How can SE help ?

Gloria Gonzalez, SEP, LMT
with SE Practitioner Gloria Gonzalez
Weight gain and low energy. Chronic pain, allergies, digestive disturbances. Headaches, dizziness, TMJ. Difficult relationships, frustration, depression, anxiety, procrastination, feeling stuck, or disconnected. We may be baffled, where do these symptoms come from? They are all possible signs of compressed energy, or trauma, in the body.
How does SE help clear symptoms ?
Trauma may be loosely defined as overwhelm in the body and mind: too much, too fast, too soon. In this overwhelm, the intelligence of the body employs the use of three basic self-protective responses, fight, flight and freeze. Because these responses create highly charged states in the body, our rational minds tend to override and inhibit their full expression. And it is this restraint that traps and compresses the energy in the body, causing the dysregulation of normal functions, physical, emotional and mental. Symptoms are a result of the body’s attempt to contain compressed energy. Contrary to modern belief, the resolution does not lie in stopping the symptom. Instead, an SE practitioner utilizes a dynamic interplay between memory, body sensations, and dialogue to gradually and safely discharge compressed frozen biological energy. The discharge and completion of this biological freeze response allows the nervous system to regain its inherent capacity to self-regulate. The completion of this former nervous system pattern results in an obvious reduction or disappearance of chronic symptoms.

* Extracted information:

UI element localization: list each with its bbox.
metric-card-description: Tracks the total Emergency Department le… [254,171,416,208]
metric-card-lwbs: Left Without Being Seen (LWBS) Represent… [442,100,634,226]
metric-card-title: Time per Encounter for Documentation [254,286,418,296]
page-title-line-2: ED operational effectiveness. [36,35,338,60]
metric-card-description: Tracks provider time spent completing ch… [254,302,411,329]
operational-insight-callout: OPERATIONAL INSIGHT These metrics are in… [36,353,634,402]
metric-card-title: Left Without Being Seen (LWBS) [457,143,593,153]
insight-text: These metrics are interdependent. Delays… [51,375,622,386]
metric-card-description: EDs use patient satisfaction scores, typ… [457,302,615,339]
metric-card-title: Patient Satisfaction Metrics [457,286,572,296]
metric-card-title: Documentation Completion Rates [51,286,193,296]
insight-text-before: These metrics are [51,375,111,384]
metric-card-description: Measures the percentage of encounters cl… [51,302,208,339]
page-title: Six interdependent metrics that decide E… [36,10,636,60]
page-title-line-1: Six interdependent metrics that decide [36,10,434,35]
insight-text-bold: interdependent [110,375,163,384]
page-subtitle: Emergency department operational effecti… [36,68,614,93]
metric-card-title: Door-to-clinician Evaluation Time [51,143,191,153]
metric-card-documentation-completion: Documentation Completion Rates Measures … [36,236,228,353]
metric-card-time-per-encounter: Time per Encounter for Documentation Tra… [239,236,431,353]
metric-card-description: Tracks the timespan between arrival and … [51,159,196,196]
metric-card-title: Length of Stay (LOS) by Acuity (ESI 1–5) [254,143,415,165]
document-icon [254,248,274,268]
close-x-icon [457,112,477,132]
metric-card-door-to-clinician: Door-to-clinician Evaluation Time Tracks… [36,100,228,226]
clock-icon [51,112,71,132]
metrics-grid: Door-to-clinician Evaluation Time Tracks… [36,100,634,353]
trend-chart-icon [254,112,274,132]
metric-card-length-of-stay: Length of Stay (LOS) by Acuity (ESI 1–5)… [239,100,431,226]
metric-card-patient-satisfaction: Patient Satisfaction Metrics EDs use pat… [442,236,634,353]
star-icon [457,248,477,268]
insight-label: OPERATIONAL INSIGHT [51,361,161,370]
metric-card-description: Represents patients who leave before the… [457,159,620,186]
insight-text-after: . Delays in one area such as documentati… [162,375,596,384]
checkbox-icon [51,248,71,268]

* What the exercise asks: Continue the page on how SE can help, starting right after its last sentence.

* Response area:
Who Developed SE ?
Dr. Peter Levine developed Somatic Experiencing® by observing how wild prey animals, though threatened routinely, are rarely traumatized. Instead, they use innate mechanisms to regulate and discharge the high levels of arousal associated with life-threatening situations, allowing them to return to normal balance once the threat is over. Dr. Levine has doctorates in medical and biological physics from the University of California-Berkley and a Ph.D. in psychology from International University. He has researched the psychology and physiology of trauma for over 35 years and is the author of “Waking the Tiger: Healing Trauma.”